ENTRIES SUPPLIED

-=-=-=-=-

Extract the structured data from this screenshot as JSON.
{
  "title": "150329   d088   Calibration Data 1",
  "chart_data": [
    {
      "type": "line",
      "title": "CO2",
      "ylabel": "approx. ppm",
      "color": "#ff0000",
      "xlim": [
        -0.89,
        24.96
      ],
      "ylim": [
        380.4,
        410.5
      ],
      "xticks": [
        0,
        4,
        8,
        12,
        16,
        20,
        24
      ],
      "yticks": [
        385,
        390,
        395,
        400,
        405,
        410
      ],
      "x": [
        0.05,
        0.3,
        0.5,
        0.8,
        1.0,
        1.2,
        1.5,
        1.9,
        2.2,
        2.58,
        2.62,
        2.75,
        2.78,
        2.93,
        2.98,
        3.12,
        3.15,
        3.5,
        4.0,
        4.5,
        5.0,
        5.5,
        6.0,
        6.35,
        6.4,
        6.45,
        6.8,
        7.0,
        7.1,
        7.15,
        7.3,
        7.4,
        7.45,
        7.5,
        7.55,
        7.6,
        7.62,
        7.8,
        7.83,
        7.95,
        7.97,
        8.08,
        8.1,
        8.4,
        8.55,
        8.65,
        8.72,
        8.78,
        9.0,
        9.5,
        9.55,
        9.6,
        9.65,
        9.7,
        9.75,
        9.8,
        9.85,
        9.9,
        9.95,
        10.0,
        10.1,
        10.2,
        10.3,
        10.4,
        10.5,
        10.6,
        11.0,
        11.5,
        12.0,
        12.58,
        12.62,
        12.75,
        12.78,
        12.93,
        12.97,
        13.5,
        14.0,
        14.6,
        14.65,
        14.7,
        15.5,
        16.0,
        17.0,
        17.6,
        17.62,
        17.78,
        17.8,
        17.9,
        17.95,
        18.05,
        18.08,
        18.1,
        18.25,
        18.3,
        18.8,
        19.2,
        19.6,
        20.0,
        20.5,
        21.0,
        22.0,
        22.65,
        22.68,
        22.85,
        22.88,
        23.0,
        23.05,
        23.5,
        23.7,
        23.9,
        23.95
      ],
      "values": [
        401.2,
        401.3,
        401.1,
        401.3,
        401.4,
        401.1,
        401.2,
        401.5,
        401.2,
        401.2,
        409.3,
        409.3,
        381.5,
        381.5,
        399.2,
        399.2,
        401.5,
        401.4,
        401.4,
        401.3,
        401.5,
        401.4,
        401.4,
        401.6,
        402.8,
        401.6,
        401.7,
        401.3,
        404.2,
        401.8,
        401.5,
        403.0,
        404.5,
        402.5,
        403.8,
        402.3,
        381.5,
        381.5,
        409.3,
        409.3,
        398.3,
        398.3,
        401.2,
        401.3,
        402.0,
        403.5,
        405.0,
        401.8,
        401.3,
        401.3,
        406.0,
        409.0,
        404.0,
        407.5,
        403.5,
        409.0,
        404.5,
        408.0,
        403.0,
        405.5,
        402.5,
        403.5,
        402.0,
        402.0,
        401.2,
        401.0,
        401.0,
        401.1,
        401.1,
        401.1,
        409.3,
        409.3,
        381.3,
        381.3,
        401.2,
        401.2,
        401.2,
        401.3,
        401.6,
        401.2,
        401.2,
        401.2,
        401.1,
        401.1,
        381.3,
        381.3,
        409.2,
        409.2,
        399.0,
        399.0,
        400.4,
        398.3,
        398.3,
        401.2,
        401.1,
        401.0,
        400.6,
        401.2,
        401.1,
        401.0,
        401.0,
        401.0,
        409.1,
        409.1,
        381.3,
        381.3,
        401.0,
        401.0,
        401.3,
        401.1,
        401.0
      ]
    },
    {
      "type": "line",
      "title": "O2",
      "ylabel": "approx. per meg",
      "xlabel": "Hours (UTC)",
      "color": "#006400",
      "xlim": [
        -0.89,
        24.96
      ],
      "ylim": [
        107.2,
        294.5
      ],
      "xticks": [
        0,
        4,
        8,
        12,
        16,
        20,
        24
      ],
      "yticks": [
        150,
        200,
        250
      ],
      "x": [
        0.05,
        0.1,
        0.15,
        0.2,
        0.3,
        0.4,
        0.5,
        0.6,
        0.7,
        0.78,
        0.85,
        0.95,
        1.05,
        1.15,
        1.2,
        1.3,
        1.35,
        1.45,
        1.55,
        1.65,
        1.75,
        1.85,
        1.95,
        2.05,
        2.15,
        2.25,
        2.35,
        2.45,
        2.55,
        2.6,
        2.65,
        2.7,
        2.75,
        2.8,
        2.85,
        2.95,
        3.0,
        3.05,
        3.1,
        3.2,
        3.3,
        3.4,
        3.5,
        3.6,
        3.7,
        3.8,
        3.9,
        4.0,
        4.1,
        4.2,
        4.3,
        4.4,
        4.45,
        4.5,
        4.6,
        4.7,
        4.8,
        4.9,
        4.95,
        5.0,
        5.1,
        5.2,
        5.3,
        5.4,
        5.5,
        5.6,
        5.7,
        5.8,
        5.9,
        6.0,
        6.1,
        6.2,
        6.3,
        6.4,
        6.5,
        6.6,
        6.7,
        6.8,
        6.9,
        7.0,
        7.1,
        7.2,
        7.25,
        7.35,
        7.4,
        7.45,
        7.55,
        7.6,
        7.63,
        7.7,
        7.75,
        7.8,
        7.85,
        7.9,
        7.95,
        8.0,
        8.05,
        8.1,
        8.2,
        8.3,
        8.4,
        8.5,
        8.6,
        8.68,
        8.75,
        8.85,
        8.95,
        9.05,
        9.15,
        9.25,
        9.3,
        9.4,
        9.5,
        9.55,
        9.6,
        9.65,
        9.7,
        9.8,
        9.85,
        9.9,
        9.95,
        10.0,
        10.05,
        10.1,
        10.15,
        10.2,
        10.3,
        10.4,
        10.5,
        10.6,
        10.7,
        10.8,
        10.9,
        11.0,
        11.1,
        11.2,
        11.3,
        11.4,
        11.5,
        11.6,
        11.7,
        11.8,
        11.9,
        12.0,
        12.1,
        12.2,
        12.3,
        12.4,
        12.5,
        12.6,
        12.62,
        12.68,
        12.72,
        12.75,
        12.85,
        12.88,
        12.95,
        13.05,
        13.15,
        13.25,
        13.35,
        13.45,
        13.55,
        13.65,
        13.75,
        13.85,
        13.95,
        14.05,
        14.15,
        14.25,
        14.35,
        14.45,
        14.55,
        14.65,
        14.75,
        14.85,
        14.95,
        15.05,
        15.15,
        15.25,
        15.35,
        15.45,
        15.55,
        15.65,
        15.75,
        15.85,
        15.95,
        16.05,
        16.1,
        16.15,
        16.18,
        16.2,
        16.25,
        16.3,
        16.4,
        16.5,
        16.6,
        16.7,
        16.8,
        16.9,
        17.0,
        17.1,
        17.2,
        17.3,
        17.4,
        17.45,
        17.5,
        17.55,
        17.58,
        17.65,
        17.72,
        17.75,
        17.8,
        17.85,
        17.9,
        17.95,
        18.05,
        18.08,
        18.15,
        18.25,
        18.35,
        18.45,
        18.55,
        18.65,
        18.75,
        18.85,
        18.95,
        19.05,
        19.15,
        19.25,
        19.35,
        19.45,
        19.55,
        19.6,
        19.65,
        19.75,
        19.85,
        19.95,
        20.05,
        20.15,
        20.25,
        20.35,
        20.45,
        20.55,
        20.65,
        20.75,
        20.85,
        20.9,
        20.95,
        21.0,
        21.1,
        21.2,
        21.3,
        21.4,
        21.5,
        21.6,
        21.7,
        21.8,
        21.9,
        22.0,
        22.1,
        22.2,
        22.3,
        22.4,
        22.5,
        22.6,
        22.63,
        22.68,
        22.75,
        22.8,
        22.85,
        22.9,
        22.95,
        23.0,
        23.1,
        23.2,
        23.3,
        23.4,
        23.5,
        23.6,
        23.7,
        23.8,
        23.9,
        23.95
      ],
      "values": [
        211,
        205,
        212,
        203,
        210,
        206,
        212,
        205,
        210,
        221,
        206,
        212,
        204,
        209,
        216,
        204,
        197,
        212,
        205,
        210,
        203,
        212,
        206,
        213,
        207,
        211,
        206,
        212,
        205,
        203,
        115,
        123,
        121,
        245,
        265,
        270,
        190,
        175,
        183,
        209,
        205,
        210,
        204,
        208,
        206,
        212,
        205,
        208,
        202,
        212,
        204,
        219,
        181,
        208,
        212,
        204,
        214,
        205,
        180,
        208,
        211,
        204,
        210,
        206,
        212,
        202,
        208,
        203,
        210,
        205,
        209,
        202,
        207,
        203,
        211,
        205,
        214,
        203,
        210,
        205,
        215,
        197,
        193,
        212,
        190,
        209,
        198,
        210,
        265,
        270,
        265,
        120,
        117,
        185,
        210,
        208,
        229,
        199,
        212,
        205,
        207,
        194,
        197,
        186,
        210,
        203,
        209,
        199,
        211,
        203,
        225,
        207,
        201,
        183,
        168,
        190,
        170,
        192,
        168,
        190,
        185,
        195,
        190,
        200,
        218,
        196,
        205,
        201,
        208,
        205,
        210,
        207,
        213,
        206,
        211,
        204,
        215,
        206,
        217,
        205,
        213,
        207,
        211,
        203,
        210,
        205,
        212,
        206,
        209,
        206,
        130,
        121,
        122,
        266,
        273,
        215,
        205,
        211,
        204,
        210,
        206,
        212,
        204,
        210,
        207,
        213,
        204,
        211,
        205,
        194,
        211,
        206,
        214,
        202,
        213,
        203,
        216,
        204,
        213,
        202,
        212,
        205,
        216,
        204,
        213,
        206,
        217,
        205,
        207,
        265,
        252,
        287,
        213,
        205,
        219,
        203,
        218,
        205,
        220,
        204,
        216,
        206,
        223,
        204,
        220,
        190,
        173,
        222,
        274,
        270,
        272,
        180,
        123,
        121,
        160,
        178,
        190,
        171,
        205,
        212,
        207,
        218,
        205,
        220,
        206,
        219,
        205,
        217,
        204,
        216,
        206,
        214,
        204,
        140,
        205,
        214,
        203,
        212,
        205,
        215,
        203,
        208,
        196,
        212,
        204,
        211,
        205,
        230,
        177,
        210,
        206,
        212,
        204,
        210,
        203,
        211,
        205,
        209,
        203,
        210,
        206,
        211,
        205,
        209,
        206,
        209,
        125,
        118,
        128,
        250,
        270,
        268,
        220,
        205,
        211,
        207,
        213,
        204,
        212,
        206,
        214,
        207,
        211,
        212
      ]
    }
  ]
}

-=-=-=-=-

DESCRIPTION OF THE TASK
Where a line above contains the string "title", copy that line.

TASK OUTPUT
  "title": "150329   d088   Calibration Data 1",
      "title": "CO2",
      "title": "O2",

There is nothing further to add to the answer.